__WHAT YOU SHOULD DO__
Only a number is wanted: how many lines in these records contain the word "name"?

__DATA LINES__
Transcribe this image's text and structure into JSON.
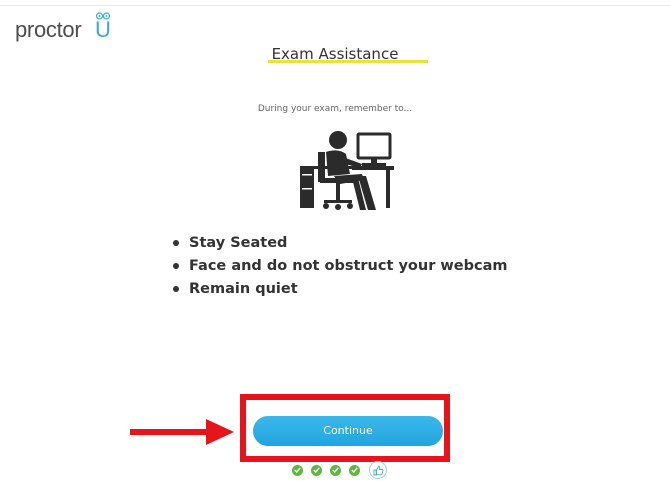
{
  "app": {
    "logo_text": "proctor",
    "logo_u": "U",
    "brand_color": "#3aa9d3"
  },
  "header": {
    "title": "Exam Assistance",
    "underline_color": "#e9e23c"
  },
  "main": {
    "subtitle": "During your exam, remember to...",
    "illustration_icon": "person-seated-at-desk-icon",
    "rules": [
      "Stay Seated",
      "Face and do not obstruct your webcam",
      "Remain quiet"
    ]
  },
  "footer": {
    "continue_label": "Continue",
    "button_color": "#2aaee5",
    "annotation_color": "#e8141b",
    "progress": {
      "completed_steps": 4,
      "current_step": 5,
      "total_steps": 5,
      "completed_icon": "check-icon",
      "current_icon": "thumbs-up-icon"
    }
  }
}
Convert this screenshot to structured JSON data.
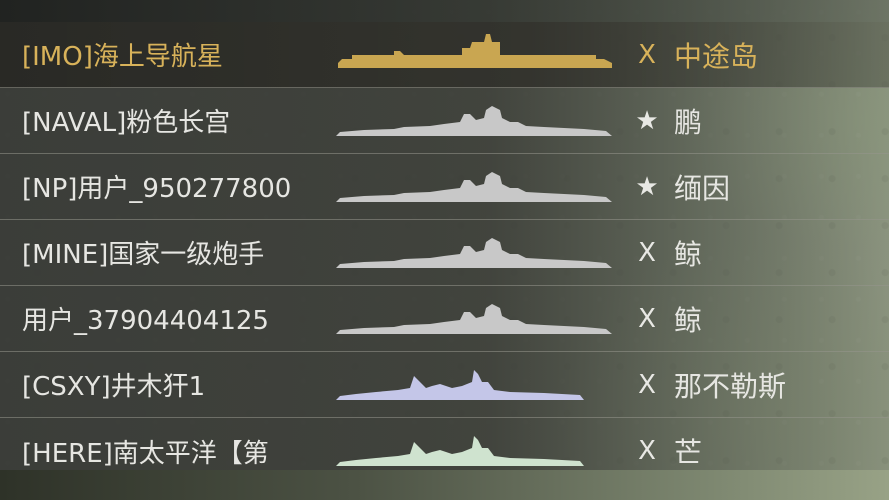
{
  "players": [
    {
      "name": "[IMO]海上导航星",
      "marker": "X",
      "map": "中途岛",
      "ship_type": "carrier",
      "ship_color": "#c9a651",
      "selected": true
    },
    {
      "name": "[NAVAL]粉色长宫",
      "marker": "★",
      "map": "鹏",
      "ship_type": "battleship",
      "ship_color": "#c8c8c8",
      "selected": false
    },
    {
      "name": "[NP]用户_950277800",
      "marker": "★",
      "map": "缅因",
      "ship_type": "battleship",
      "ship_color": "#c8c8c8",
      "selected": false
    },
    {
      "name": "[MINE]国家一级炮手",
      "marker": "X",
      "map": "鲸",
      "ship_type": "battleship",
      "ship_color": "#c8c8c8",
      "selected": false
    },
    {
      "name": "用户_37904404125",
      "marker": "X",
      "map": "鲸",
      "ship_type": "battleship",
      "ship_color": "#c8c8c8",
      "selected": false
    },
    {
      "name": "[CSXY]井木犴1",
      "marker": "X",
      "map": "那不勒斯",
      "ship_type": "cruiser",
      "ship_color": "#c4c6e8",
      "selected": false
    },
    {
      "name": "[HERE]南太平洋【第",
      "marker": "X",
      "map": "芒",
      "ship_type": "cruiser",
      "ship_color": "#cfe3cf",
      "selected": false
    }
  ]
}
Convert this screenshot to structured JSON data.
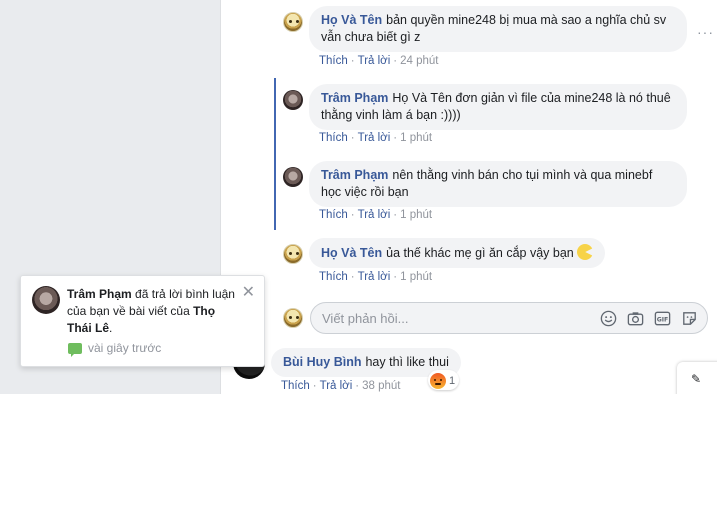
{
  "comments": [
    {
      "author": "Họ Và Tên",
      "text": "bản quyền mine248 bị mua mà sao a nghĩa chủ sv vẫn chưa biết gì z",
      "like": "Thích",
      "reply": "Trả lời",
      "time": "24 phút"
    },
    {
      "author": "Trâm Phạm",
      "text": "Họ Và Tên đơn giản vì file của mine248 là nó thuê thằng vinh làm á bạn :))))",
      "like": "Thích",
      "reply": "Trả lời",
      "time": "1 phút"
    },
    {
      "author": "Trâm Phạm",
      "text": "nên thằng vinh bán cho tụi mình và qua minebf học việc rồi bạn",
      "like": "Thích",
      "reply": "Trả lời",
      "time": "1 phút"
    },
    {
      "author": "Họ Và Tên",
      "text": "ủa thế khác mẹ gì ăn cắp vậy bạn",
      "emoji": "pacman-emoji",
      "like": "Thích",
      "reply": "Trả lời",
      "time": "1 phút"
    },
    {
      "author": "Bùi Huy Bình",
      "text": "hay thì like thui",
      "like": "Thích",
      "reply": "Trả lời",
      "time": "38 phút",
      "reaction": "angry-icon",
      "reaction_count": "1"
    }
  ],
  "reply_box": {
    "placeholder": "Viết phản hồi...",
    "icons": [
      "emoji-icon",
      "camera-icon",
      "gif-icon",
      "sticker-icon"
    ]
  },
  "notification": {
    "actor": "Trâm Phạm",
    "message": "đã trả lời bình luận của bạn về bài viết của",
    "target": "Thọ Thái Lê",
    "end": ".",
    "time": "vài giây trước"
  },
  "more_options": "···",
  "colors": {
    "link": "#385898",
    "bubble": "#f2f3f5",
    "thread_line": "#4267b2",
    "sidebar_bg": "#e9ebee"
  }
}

__RESULT BELOW__
7